*DIRECTIVE:* Reproduce every item below line for line, with no changes.

*PROVIDED DATA:*
# # # #

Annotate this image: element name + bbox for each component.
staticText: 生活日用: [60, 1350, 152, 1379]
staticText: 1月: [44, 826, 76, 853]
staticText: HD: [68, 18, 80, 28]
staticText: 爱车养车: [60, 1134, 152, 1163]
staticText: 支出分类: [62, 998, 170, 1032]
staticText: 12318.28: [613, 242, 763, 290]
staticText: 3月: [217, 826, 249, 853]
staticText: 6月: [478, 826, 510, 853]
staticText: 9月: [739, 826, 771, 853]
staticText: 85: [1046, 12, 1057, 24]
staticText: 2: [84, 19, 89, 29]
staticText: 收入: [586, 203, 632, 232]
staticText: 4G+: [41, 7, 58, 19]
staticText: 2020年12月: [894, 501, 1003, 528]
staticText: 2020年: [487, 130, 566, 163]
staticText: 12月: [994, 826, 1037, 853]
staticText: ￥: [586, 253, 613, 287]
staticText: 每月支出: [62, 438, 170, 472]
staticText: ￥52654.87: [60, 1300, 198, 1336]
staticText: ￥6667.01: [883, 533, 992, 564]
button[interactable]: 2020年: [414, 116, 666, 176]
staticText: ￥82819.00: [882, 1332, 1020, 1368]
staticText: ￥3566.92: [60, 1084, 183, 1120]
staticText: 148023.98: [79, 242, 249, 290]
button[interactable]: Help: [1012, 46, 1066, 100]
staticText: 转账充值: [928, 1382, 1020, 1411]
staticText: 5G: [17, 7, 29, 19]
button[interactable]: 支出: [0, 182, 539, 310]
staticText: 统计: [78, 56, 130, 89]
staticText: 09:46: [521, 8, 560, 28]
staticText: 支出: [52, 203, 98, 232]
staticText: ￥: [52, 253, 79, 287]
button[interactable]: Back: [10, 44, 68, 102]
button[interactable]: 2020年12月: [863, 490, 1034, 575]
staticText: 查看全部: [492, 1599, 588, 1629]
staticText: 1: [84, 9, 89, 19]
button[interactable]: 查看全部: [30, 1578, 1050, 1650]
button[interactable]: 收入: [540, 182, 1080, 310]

# # # #

*FINISHED ANSWER:*
Annotate this image: element name + bbox for each component.
staticText: 生活日用: [60, 1350, 152, 1379]
staticText: 1月: [44, 826, 76, 853]
staticText: HD: [68, 18, 80, 28]
staticText: 爱车养车: [60, 1134, 152, 1163]
staticText: 支出分类: [62, 998, 170, 1032]
staticText: 12318.28: [613, 242, 763, 290]
staticText: 3月: [217, 826, 249, 853]
staticText: 6月: [478, 826, 510, 853]
staticText: 9月: [739, 826, 771, 853]
staticText: 85: [1046, 12, 1057, 24]
staticText: 2: [84, 19, 89, 29]
staticText: 收入: [586, 203, 632, 232]
staticText: 4G+: [41, 7, 58, 19]
staticText: 2020年12月: [894, 501, 1003, 528]
staticText: 2020年: [487, 130, 566, 163]
staticText: 12月: [994, 826, 1037, 853]
staticText: ￥: [586, 253, 613, 287]
staticText: 每月支出: [62, 438, 170, 472]
staticText: ￥52654.87: [60, 1300, 198, 1336]
staticText: ￥6667.01: [883, 533, 992, 564]
button[interactable]: 2020年: [414, 116, 666, 176]
staticText: ￥82819.00: [882, 1332, 1020, 1368]
staticText: ￥3566.92: [60, 1084, 183, 1120]
staticText: 148023.98: [79, 242, 249, 290]
button[interactable]: Help: [1012, 46, 1066, 100]
staticText: 转账充值: [928, 1382, 1020, 1411]
staticText: 5G: [17, 7, 29, 19]
button[interactable]: 支出: [0, 182, 539, 310]
staticText: 统计: [78, 56, 130, 89]
staticText: 09:46: [521, 8, 560, 28]
staticText: 支出: [52, 203, 98, 232]
staticText: ￥: [52, 253, 79, 287]
button[interactable]: Back: [10, 44, 68, 102]
button[interactable]: 2020年12月: [863, 490, 1034, 575]
staticText: 查看全部: [492, 1599, 588, 1629]
staticText: 1: [84, 9, 89, 19]
button[interactable]: 查看全部: [30, 1578, 1050, 1650]
button[interactable]: 收入: [540, 182, 1080, 310]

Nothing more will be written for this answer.